Extract every line that contains the word "with".
══ Given records ══
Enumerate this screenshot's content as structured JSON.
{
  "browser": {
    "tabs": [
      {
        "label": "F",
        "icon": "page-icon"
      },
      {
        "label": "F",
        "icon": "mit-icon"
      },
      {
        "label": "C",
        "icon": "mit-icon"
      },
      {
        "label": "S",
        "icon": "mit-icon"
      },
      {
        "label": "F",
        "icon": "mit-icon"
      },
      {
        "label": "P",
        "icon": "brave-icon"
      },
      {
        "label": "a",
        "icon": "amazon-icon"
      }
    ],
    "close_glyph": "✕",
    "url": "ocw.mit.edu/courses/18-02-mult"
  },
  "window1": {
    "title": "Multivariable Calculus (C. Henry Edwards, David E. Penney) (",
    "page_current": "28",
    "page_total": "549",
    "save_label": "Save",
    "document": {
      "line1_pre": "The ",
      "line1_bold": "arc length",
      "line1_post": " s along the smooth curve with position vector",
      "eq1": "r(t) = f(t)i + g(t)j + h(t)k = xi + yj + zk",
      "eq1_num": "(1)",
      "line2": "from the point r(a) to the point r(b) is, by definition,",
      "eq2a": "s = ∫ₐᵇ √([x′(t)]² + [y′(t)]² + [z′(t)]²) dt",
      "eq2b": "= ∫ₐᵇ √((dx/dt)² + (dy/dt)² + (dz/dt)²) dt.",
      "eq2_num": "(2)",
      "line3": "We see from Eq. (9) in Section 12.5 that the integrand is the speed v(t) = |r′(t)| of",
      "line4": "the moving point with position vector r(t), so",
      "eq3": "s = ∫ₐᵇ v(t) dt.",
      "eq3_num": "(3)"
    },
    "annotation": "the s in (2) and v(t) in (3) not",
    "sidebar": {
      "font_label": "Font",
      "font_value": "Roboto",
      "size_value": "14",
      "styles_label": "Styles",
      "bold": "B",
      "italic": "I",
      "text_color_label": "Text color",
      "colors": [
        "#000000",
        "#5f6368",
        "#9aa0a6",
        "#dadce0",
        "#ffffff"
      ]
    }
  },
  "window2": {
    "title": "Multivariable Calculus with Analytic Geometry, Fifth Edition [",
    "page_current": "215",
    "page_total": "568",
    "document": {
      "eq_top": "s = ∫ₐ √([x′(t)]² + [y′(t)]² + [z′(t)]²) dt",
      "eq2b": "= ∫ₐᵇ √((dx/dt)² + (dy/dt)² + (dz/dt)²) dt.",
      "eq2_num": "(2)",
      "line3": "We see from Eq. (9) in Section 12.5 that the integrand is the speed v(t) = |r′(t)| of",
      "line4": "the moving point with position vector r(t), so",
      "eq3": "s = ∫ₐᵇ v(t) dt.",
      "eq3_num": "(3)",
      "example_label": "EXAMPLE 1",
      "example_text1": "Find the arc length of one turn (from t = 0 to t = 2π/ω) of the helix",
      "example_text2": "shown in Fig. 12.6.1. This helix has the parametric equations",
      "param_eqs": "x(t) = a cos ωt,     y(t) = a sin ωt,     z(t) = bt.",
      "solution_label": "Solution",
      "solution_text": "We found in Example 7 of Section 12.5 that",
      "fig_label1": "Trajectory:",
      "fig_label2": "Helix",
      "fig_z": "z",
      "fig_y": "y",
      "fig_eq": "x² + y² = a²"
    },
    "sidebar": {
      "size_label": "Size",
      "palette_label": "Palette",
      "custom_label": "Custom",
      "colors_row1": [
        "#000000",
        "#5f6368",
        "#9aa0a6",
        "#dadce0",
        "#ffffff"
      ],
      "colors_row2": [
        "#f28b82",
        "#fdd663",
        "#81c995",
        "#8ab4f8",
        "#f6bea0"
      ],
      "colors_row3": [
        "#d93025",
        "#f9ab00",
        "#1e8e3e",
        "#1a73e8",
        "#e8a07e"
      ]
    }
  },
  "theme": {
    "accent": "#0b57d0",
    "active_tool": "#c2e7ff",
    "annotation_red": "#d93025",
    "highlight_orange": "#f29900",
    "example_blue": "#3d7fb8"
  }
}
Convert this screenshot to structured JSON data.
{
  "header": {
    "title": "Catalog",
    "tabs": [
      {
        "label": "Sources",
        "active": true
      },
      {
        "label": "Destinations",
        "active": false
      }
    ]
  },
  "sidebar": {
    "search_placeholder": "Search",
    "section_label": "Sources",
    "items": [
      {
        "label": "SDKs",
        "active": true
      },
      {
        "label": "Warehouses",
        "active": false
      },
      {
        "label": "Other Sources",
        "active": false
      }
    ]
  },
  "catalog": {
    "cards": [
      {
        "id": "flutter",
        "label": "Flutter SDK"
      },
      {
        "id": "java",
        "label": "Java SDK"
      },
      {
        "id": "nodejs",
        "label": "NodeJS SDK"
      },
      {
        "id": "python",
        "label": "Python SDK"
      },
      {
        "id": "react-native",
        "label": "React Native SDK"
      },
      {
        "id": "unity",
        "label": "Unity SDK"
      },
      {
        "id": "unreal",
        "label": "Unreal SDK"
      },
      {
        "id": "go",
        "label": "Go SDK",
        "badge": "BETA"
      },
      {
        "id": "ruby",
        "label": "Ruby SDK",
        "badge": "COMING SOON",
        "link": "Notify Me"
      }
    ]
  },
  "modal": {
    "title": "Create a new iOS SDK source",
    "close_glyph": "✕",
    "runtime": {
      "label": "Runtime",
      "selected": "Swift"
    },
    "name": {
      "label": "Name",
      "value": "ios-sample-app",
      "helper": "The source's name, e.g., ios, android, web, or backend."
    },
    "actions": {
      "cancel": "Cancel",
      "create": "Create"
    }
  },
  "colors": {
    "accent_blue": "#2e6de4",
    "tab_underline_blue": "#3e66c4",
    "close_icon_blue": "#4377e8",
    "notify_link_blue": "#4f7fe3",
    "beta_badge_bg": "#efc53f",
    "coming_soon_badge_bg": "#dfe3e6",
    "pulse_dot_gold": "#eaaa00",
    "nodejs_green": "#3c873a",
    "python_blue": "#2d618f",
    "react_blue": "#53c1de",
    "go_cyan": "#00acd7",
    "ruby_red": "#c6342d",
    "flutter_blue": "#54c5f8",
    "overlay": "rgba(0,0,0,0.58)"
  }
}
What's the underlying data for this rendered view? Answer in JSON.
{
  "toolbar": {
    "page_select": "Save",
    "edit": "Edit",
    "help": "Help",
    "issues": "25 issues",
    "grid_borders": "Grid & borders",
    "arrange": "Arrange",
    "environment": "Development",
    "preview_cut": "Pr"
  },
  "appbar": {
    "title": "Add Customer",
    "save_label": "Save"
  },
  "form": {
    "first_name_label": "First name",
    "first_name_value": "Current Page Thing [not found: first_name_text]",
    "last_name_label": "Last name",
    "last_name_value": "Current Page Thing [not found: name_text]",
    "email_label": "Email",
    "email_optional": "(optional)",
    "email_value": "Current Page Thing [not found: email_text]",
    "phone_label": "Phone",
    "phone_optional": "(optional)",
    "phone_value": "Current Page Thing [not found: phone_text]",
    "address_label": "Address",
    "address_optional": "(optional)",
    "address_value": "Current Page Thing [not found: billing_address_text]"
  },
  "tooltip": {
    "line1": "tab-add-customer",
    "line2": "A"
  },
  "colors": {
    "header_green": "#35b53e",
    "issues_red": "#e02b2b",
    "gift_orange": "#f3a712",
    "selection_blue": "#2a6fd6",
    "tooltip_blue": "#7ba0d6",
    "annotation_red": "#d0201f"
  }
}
═══
◆ Response for this exercise ◆
      "line1_post": " s along the smooth curve with position vector",
      "line4": "the moving point with position vector r(t), so",
    "title": "Multivariable Calculus with Analytic Geometry, Fifth Edition [",
      "line4": "the moving point with position vector r(t), so",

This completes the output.